> **What you have to do**
Keep only the lines that hold the string "content", filtering out the rest of the entries below.

> **Records for the exercise**

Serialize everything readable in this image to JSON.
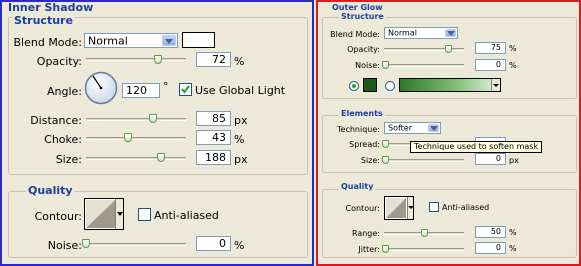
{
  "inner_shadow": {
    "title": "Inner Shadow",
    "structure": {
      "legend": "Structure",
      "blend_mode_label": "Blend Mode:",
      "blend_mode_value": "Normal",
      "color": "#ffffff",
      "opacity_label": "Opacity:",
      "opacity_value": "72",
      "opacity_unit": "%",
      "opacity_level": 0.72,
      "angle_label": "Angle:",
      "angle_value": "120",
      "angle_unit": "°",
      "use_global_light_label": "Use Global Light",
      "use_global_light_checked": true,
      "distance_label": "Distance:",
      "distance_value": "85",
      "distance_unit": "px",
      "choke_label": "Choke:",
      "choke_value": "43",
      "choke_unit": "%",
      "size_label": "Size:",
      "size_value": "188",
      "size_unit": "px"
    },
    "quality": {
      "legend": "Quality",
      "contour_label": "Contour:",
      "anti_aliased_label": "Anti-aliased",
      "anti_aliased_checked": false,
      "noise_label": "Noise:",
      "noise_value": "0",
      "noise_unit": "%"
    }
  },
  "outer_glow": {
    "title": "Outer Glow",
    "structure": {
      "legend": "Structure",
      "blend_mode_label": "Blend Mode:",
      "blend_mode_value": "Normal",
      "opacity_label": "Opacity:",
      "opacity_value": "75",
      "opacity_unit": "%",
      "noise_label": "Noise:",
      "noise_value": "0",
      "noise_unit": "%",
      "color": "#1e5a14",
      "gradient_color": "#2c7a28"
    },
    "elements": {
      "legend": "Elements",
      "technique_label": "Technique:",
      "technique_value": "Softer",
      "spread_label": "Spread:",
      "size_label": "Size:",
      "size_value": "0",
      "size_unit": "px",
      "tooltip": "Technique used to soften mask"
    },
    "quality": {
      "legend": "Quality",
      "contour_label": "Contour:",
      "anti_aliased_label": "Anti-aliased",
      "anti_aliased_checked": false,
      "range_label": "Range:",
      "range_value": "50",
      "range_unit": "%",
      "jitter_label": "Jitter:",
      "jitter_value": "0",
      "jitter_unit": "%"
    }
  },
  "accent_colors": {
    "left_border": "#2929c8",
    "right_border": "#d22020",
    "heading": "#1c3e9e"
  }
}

...

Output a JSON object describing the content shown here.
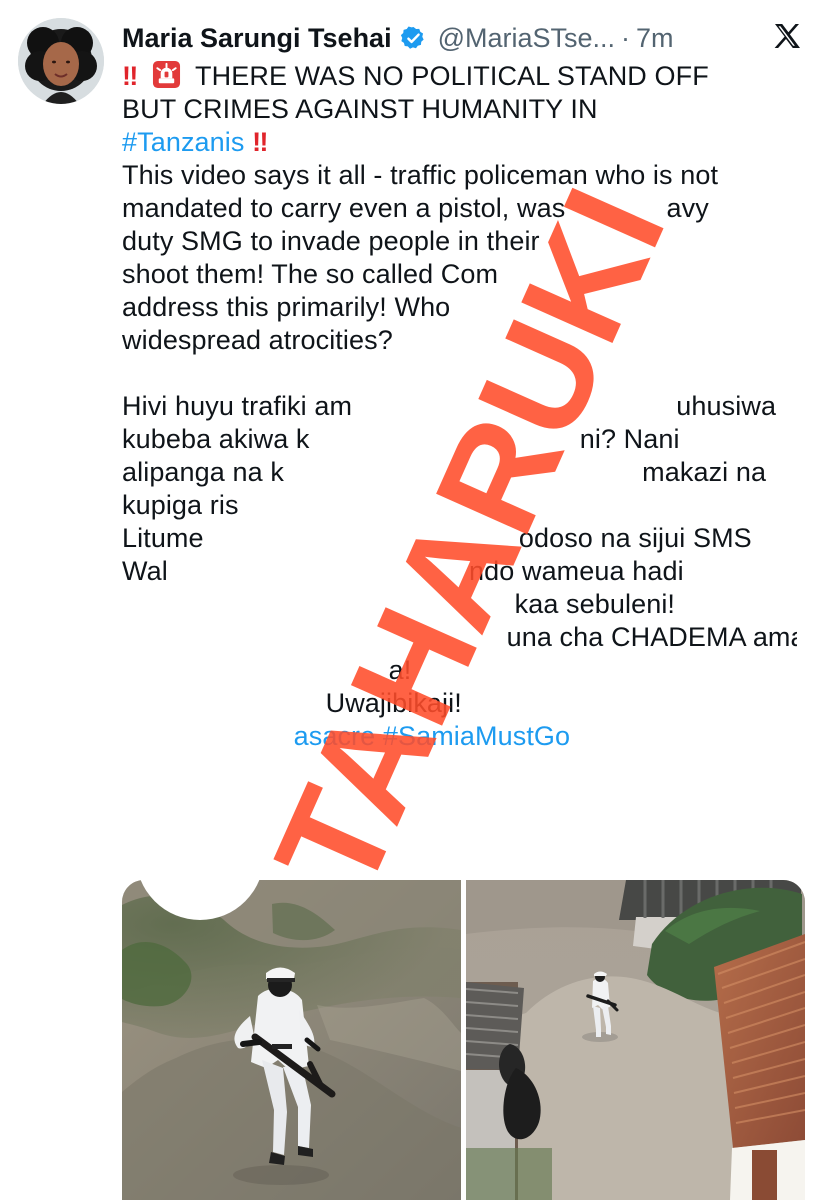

---

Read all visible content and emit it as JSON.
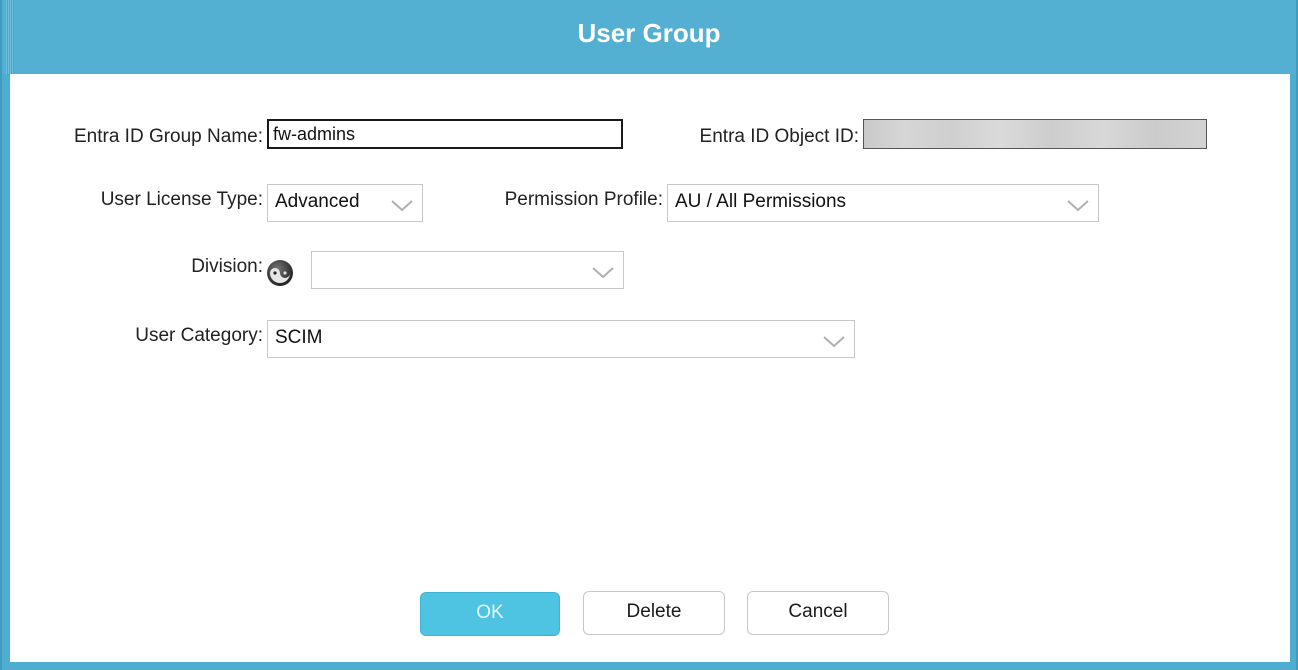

> **Solved exercise**
Output a JSON object describing the content shown here.
Read all visible content and emit it as JSON.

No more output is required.